Work to be completed: Take from the listing each line that has the string "participations".

Data in this exercise:
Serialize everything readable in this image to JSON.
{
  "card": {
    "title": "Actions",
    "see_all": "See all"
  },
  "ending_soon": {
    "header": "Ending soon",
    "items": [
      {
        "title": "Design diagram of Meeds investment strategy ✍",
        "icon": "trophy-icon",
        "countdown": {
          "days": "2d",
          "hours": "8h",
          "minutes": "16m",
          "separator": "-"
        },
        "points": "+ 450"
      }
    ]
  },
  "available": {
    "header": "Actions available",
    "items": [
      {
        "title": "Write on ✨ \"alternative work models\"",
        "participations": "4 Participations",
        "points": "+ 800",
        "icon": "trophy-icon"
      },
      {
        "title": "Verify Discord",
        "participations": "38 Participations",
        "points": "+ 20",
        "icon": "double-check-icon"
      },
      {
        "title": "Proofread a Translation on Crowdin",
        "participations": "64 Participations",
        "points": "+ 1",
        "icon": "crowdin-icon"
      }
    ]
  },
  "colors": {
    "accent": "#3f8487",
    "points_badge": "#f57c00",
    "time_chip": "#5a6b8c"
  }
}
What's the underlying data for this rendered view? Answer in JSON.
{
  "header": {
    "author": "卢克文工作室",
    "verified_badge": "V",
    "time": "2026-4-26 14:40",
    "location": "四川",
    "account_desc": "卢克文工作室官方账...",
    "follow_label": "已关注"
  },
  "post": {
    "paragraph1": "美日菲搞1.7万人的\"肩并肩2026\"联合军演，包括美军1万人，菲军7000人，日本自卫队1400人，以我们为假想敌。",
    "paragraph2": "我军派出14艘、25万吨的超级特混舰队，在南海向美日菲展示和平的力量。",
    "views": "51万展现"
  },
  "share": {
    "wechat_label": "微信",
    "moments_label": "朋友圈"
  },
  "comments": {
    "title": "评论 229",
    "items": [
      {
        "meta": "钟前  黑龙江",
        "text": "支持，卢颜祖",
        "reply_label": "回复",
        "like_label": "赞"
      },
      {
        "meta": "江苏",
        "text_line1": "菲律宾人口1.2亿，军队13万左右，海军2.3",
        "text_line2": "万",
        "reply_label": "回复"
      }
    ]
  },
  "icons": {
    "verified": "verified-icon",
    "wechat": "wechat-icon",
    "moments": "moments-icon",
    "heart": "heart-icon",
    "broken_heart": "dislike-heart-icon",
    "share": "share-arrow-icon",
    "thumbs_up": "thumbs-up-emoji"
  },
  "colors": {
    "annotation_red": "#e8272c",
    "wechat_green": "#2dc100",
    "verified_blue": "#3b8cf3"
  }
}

Response to this task:
        "participations": "4 Participations",
        "participations": "38 Participations",
        "participations": "64 Participations",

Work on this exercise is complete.